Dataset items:

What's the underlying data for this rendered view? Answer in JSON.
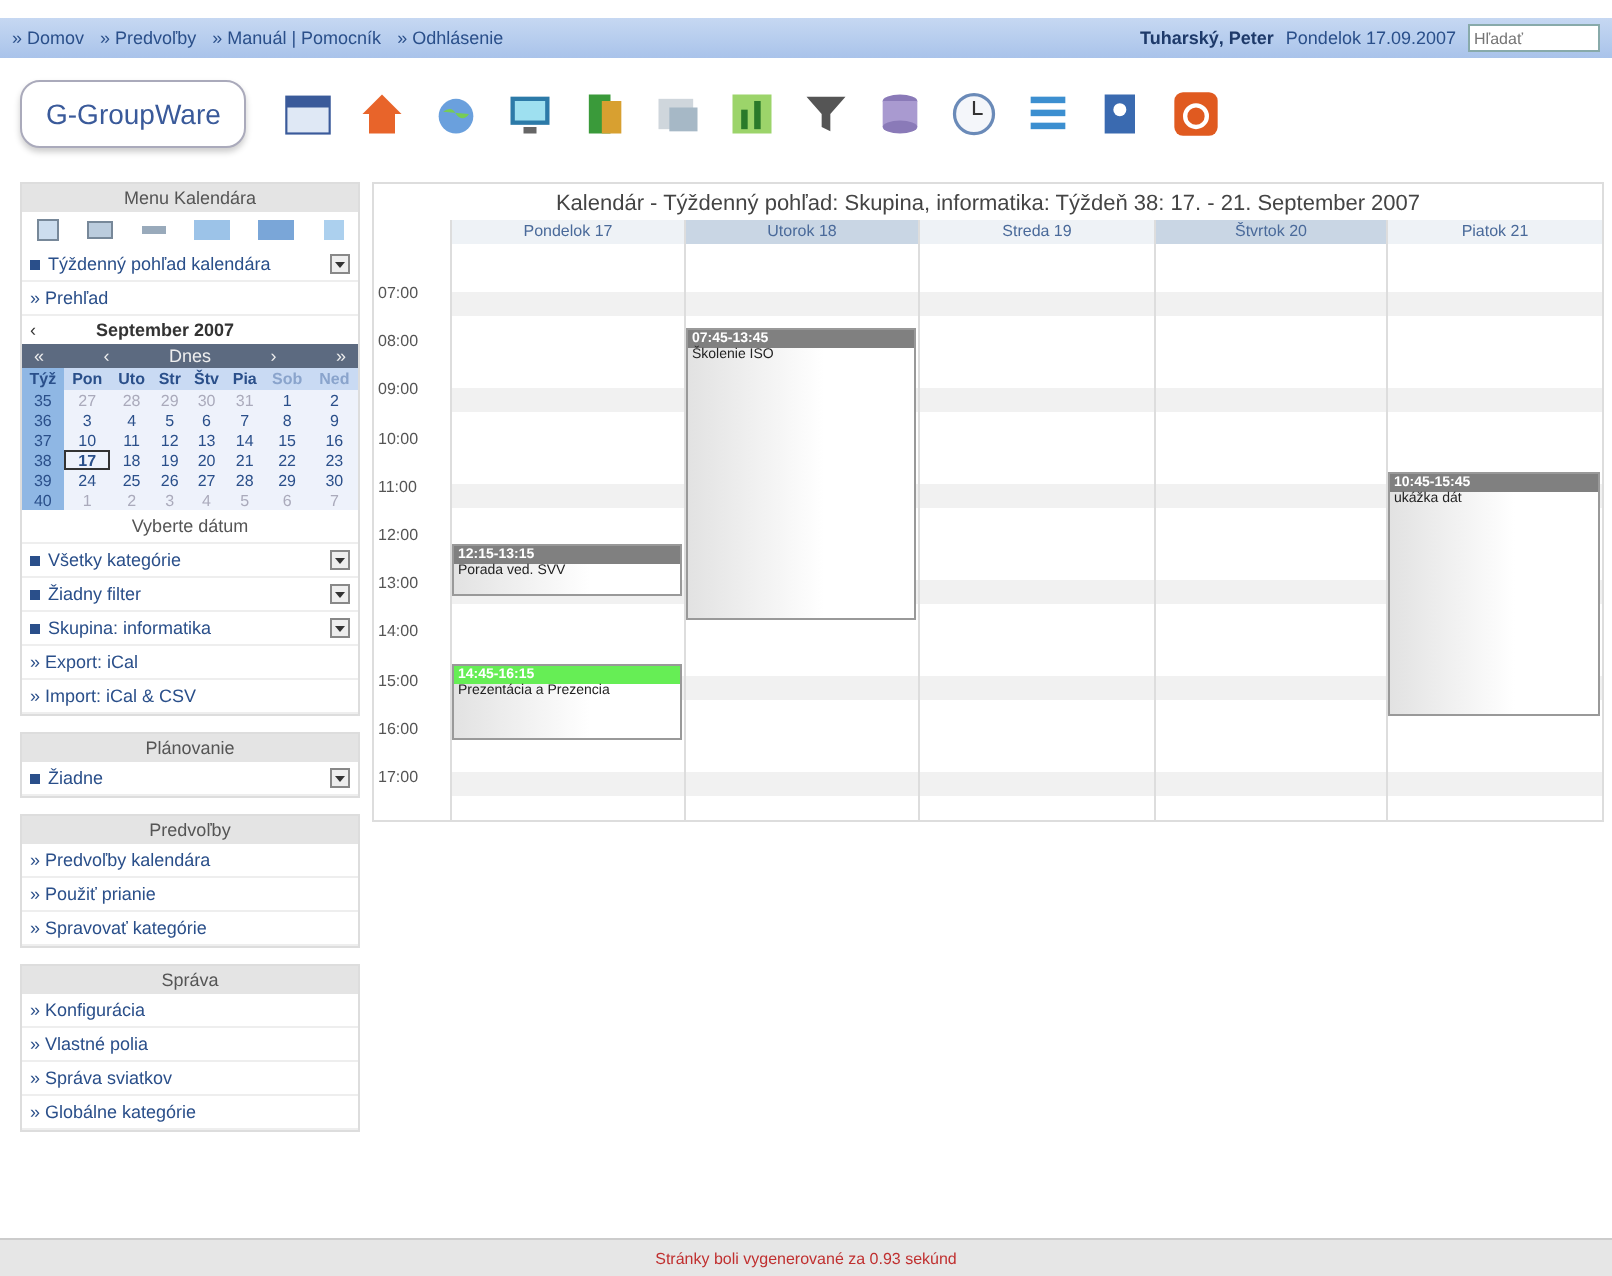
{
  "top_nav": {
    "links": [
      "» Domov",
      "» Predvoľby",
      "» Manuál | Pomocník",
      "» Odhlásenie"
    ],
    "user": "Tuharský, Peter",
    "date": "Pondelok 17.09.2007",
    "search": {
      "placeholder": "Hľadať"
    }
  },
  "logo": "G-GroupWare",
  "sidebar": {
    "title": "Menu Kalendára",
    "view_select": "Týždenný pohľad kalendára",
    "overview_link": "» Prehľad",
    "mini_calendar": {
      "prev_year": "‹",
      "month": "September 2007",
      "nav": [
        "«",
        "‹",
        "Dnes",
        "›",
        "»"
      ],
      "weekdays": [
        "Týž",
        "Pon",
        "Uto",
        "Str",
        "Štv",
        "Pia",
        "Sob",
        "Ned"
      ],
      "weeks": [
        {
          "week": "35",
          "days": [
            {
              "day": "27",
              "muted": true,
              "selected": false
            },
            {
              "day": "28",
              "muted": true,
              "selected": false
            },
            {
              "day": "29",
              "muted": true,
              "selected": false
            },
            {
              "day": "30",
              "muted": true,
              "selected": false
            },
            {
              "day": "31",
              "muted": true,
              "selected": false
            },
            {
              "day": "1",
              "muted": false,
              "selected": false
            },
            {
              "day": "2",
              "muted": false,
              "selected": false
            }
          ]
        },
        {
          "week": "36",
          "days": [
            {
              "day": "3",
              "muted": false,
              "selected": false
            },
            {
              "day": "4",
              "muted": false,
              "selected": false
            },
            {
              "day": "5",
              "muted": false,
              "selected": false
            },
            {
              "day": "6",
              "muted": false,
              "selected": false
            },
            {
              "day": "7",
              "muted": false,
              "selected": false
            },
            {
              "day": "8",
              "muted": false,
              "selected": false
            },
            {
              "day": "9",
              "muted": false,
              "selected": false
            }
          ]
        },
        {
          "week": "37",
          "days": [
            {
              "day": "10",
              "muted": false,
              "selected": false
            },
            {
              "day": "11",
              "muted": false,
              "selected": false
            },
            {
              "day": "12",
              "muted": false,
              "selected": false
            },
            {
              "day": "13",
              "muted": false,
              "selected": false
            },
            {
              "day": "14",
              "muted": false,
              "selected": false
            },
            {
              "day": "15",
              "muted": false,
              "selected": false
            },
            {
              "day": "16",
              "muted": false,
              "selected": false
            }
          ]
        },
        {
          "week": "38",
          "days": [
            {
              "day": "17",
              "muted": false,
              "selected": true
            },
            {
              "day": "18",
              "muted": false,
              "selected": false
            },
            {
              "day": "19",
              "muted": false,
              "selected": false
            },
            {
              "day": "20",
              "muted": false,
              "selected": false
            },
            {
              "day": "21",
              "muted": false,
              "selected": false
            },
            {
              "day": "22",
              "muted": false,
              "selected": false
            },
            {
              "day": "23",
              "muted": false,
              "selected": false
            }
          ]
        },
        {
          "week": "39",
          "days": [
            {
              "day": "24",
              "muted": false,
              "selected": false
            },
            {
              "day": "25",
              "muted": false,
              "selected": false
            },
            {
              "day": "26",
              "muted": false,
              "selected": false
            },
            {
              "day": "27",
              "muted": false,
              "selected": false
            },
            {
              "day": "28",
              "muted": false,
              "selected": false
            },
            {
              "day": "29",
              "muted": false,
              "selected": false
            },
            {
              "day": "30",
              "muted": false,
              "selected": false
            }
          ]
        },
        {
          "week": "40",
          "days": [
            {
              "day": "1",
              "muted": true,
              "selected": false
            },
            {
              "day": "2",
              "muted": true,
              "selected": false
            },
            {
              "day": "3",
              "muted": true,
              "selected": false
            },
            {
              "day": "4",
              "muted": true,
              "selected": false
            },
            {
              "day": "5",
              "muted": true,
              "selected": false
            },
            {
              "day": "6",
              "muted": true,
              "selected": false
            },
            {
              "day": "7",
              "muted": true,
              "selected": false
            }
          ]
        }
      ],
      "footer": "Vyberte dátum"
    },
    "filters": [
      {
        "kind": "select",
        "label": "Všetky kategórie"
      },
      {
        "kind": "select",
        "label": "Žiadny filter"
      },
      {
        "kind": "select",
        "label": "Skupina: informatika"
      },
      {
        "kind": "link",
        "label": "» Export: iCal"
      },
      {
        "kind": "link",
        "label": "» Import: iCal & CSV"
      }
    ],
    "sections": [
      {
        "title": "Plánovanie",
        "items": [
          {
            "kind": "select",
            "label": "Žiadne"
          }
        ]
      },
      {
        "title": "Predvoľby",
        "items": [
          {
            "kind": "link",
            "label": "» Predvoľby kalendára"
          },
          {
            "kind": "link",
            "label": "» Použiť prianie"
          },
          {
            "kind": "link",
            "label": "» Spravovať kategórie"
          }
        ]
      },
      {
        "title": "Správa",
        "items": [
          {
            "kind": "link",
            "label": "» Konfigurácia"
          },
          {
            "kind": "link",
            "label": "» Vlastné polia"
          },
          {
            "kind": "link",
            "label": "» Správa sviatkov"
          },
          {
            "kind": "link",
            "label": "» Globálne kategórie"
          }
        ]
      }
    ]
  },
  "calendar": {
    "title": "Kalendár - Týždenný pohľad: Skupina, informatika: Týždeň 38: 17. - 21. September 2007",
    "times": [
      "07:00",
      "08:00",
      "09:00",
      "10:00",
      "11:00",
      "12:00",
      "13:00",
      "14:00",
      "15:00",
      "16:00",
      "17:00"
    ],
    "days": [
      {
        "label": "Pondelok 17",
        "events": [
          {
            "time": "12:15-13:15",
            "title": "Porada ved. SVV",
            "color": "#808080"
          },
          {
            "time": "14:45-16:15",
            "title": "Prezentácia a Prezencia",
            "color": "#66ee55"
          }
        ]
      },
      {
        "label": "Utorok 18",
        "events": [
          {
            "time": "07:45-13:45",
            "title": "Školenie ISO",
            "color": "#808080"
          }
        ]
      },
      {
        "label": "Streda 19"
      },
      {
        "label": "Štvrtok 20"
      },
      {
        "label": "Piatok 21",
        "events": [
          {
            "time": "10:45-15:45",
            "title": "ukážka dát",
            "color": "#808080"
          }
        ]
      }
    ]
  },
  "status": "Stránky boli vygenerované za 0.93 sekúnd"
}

(WHAT TO WORK ON) Copy every line above that includes the string "Pondelok".

(SOLUTION BELOW)
    "date": "Pondelok 17.09.2007",
        "label": "Pondelok 17",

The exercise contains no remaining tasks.